— start Data excerpts —

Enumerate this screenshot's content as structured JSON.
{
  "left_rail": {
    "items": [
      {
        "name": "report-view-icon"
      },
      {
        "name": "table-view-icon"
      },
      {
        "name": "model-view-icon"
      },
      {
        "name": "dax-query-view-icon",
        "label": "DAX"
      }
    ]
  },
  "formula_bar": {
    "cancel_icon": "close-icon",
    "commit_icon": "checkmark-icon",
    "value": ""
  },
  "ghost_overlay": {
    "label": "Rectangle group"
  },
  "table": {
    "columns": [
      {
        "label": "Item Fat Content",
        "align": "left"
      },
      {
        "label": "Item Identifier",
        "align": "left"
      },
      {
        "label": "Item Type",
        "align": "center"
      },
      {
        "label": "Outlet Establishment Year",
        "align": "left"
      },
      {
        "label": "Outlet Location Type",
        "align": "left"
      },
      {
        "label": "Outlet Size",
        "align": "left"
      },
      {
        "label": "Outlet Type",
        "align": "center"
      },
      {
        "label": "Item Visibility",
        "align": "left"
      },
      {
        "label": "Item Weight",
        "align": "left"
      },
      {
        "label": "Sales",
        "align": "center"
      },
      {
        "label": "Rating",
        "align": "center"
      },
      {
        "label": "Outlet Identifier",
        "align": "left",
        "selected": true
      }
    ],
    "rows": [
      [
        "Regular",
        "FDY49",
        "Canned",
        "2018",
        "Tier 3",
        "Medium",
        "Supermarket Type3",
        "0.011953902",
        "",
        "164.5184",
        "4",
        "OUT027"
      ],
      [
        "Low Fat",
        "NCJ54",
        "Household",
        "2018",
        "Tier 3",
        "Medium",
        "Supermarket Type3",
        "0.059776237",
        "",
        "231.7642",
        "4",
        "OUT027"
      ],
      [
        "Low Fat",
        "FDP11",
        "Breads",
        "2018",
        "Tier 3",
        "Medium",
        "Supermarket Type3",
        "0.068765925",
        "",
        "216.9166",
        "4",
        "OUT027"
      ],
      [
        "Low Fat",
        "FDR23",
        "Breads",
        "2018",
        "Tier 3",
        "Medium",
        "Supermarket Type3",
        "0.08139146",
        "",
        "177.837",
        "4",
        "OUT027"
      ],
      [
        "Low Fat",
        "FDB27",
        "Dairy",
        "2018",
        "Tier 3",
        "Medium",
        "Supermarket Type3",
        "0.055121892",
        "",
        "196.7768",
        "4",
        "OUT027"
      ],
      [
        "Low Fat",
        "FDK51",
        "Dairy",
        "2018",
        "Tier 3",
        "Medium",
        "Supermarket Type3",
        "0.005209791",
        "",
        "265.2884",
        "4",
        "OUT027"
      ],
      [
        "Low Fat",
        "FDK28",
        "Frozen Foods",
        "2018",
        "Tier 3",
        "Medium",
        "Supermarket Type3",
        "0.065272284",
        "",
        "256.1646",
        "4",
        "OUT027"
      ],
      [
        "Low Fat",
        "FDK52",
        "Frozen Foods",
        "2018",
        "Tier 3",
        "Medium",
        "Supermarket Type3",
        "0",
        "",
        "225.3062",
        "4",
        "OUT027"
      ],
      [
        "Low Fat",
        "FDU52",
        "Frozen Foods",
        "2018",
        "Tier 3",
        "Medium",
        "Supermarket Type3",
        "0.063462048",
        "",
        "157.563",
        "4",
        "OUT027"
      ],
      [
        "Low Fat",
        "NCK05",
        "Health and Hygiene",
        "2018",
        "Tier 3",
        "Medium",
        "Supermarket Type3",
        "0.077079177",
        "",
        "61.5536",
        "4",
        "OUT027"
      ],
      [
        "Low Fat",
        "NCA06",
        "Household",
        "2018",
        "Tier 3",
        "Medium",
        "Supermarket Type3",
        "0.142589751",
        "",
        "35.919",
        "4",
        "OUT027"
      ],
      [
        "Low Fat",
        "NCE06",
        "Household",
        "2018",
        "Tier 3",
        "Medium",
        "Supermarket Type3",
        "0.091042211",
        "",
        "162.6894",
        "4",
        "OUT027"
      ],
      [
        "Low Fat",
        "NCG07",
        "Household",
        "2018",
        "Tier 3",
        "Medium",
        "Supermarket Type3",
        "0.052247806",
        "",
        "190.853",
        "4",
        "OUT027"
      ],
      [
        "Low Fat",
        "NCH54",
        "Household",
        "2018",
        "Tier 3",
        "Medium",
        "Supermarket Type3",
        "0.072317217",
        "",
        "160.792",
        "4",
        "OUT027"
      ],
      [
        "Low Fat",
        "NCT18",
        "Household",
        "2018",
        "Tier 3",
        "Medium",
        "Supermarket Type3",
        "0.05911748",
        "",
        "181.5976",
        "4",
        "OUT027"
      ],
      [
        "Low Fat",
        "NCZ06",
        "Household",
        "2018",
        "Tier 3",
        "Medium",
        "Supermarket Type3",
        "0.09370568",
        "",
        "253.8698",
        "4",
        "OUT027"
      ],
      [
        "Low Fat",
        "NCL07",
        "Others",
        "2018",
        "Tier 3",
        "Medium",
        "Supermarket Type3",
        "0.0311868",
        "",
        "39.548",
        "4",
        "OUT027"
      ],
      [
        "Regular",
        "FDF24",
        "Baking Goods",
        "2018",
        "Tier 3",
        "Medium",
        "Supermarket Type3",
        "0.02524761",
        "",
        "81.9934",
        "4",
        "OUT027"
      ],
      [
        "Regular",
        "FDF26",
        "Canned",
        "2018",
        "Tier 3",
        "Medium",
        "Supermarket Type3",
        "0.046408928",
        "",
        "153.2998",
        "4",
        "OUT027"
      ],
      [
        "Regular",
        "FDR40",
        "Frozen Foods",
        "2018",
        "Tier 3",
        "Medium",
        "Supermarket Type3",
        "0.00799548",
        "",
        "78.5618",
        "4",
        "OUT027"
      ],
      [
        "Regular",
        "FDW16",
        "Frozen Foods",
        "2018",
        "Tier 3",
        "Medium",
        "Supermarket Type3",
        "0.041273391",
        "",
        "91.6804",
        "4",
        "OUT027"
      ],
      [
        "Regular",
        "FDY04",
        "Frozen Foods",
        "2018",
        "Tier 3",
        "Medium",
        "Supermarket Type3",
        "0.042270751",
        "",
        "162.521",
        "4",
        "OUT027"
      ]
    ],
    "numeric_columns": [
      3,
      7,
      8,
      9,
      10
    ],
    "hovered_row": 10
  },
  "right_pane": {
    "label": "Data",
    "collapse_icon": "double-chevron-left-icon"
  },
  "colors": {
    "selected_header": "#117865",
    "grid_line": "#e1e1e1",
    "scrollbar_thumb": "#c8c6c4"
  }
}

— end Data excerpts —

> [What the task asks] Exactly as written, please output every entry.

> [Written solution]
Enumerate this screenshot's content as structured JSON.
{
  "left_rail": {
    "items": [
      {
        "name": "report-view-icon"
      },
      {
        "name": "table-view-icon"
      },
      {
        "name": "model-view-icon"
      },
      {
        "name": "dax-query-view-icon",
        "label": "DAX"
      }
    ]
  },
  "formula_bar": {
    "cancel_icon": "close-icon",
    "commit_icon": "checkmark-icon",
    "value": ""
  },
  "ghost_overlay": {
    "label": "Rectangle group"
  },
  "table": {
    "columns": [
      {
        "label": "Item Fat Content",
        "align": "left"
      },
      {
        "label": "Item Identifier",
        "align": "left"
      },
      {
        "label": "Item Type",
        "align": "center"
      },
      {
        "label": "Outlet Establishment Year",
        "align": "left"
      },
      {
        "label": "Outlet Location Type",
        "align": "left"
      },
      {
        "label": "Outlet Size",
        "align": "left"
      },
      {
        "label": "Outlet Type",
        "align": "center"
      },
      {
        "label": "Item Visibility",
        "align": "left"
      },
      {
        "label": "Item Weight",
        "align": "left"
      },
      {
        "label": "Sales",
        "align": "center"
      },
      {
        "label": "Rating",
        "align": "center"
      },
      {
        "label": "Outlet Identifier",
        "align": "left",
        "selected": true
      }
    ],
    "rows": [
      [
        "Regular",
        "FDY49",
        "Canned",
        "2018",
        "Tier 3",
        "Medium",
        "Supermarket Type3",
        "0.011953902",
        "",
        "164.5184",
        "4",
        "OUT027"
      ],
      [
        "Low Fat",
        "NCJ54",
        "Household",
        "2018",
        "Tier 3",
        "Medium",
        "Supermarket Type3",
        "0.059776237",
        "",
        "231.7642",
        "4",
        "OUT027"
      ],
      [
        "Low Fat",
        "FDP11",
        "Breads",
        "2018",
        "Tier 3",
        "Medium",
        "Supermarket Type3",
        "0.068765925",
        "",
        "216.9166",
        "4",
        "OUT027"
      ],
      [
        "Low Fat",
        "FDR23",
        "Breads",
        "2018",
        "Tier 3",
        "Medium",
        "Supermarket Type3",
        "0.08139146",
        "",
        "177.837",
        "4",
        "OUT027"
      ],
      [
        "Low Fat",
        "FDB27",
        "Dairy",
        "2018",
        "Tier 3",
        "Medium",
        "Supermarket Type3",
        "0.055121892",
        "",
        "196.7768",
        "4",
        "OUT027"
      ],
      [
        "Low Fat",
        "FDK51",
        "Dairy",
        "2018",
        "Tier 3",
        "Medium",
        "Supermarket Type3",
        "0.005209791",
        "",
        "265.2884",
        "4",
        "OUT027"
      ],
      [
        "Low Fat",
        "FDK28",
        "Frozen Foods",
        "2018",
        "Tier 3",
        "Medium",
        "Supermarket Type3",
        "0.065272284",
        "",
        "256.1646",
        "4",
        "OUT027"
      ],
      [
        "Low Fat",
        "FDK52",
        "Frozen Foods",
        "2018",
        "Tier 3",
        "Medium",
        "Supermarket Type3",
        "0",
        "",
        "225.3062",
        "4",
        "OUT027"
      ],
      [
        "Low Fat",
        "FDU52",
        "Frozen Foods",
        "2018",
        "Tier 3",
        "Medium",
        "Supermarket Type3",
        "0.063462048",
        "",
        "157.563",
        "4",
        "OUT027"
      ],
      [
        "Low Fat",
        "NCK05",
        "Health and Hygiene",
        "2018",
        "Tier 3",
        "Medium",
        "Supermarket Type3",
        "0.077079177",
        "",
        "61.5536",
        "4",
        "OUT027"
      ],
      [
        "Low Fat",
        "NCA06",
        "Household",
        "2018",
        "Tier 3",
        "Medium",
        "Supermarket Type3",
        "0.142589751",
        "",
        "35.919",
        "4",
        "OUT027"
      ],
      [
        "Low Fat",
        "NCE06",
        "Household",
        "2018",
        "Tier 3",
        "Medium",
        "Supermarket Type3",
        "0.091042211",
        "",
        "162.6894",
        "4",
        "OUT027"
      ],
      [
        "Low Fat",
        "NCG07",
        "Household",
        "2018",
        "Tier 3",
        "Medium",
        "Supermarket Type3",
        "0.052247806",
        "",
        "190.853",
        "4",
        "OUT027"
      ],
      [
        "Low Fat",
        "NCH54",
        "Household",
        "2018",
        "Tier 3",
        "Medium",
        "Supermarket Type3",
        "0.072317217",
        "",
        "160.792",
        "4",
        "OUT027"
      ],
      [
        "Low Fat",
        "NCT18",
        "Household",
        "2018",
        "Tier 3",
        "Medium",
        "Supermarket Type3",
        "0.05911748",
        "",
        "181.5976",
        "4",
        "OUT027"
      ],
      [
        "Low Fat",
        "NCZ06",
        "Household",
        "2018",
        "Tier 3",
        "Medium",
        "Supermarket Type3",
        "0.09370568",
        "",
        "253.8698",
        "4",
        "OUT027"
      ],
      [
        "Low Fat",
        "NCL07",
        "Others",
        "2018",
        "Tier 3",
        "Medium",
        "Supermarket Type3",
        "0.0311868",
        "",
        "39.548",
        "4",
        "OUT027"
      ],
      [
        "Regular",
        "FDF24",
        "Baking Goods",
        "2018",
        "Tier 3",
        "Medium",
        "Supermarket Type3",
        "0.02524761",
        "",
        "81.9934",
        "4",
        "OUT027"
      ],
      [
        "Regular",
        "FDF26",
        "Canned",
        "2018",
        "Tier 3",
        "Medium",
        "Supermarket Type3",
        "0.046408928",
        "",
        "153.2998",
        "4",
        "OUT027"
      ],
      [
        "Regular",
        "FDR40",
        "Frozen Foods",
        "2018",
        "Tier 3",
        "Medium",
        "Supermarket Type3",
        "0.00799548",
        "",
        "78.5618",
        "4",
        "OUT027"
      ],
      [
        "Regular",
        "FDW16",
        "Frozen Foods",
        "2018",
        "Tier 3",
        "Medium",
        "Supermarket Type3",
        "0.041273391",
        "",
        "91.6804",
        "4",
        "OUT027"
      ],
      [
        "Regular",
        "FDY04",
        "Frozen Foods",
        "2018",
        "Tier 3",
        "Medium",
        "Supermarket Type3",
        "0.042270751",
        "",
        "162.521",
        "4",
        "OUT027"
      ]
    ],
    "numeric_columns": [
      3,
      7,
      8,
      9,
      10
    ],
    "hovered_row": 10
  },
  "right_pane": {
    "label": "Data",
    "collapse_icon": "double-chevron-left-icon"
  },
  "colors": {
    "selected_header": "#117865",
    "grid_line": "#e1e1e1",
    "scrollbar_thumb": "#c8c6c4"
  }
}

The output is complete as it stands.